##### Data listing
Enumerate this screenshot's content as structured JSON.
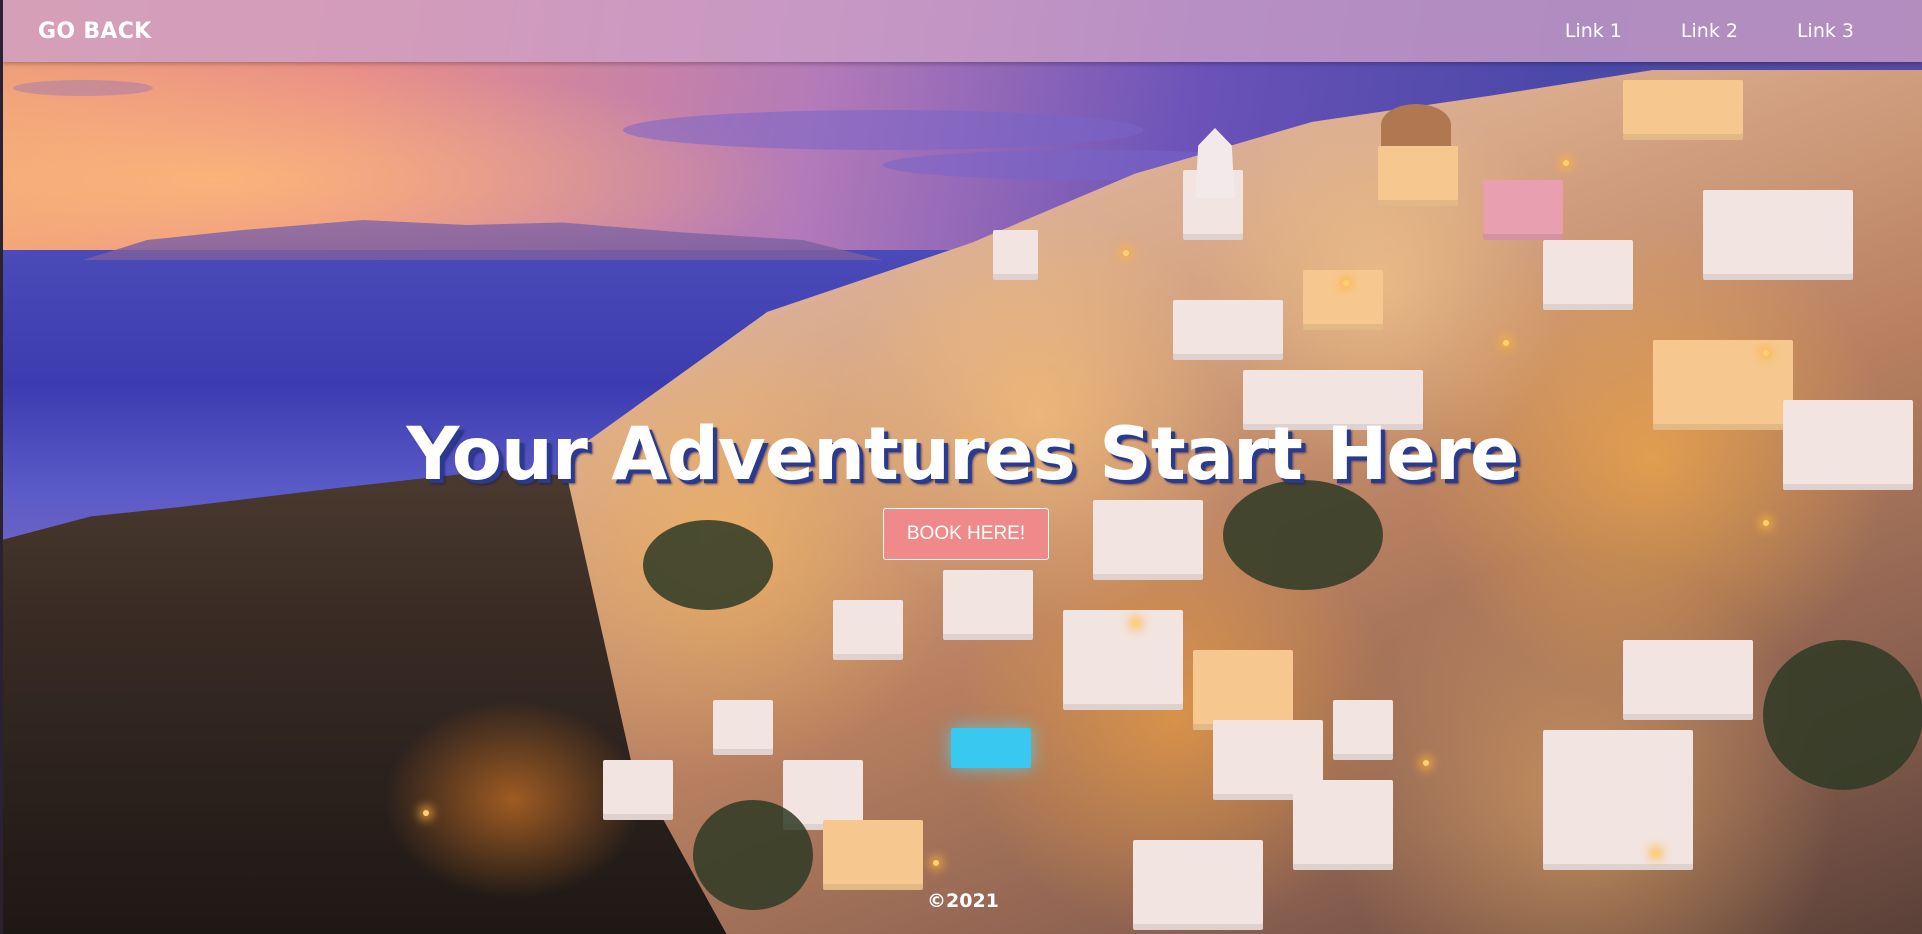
{
  "nav": {
    "brand_label": "GO BACK",
    "links": [
      {
        "label": "Link 1"
      },
      {
        "label": "Link 2"
      },
      {
        "label": "Link 3"
      }
    ]
  },
  "hero": {
    "title": "Your Adventures Start Here",
    "cta_label": "BOOK HERE!"
  },
  "footer": {
    "copyright": "©2021"
  },
  "colors": {
    "navbar": "#cda0c8",
    "cta_background": "#f08a8a",
    "title_shadow": "#2a3a8e",
    "text": "#ffffff"
  }
}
##########
Transcribe the material exactly, and leave out whatever pictures it holds.

Reply to the exercise:
Enumerate this screenshot's content as structured JSON.
{
  "nav": {
    "brand_label": "GO BACK",
    "links": [
      {
        "label": "Link 1"
      },
      {
        "label": "Link 2"
      },
      {
        "label": "Link 3"
      }
    ]
  },
  "hero": {
    "title": "Your Adventures Start Here",
    "cta_label": "BOOK HERE!"
  },
  "footer": {
    "copyright": "©2021"
  },
  "colors": {
    "navbar": "#cda0c8",
    "cta_background": "#f08a8a",
    "title_shadow": "#2a3a8e",
    "text": "#ffffff"
  }
}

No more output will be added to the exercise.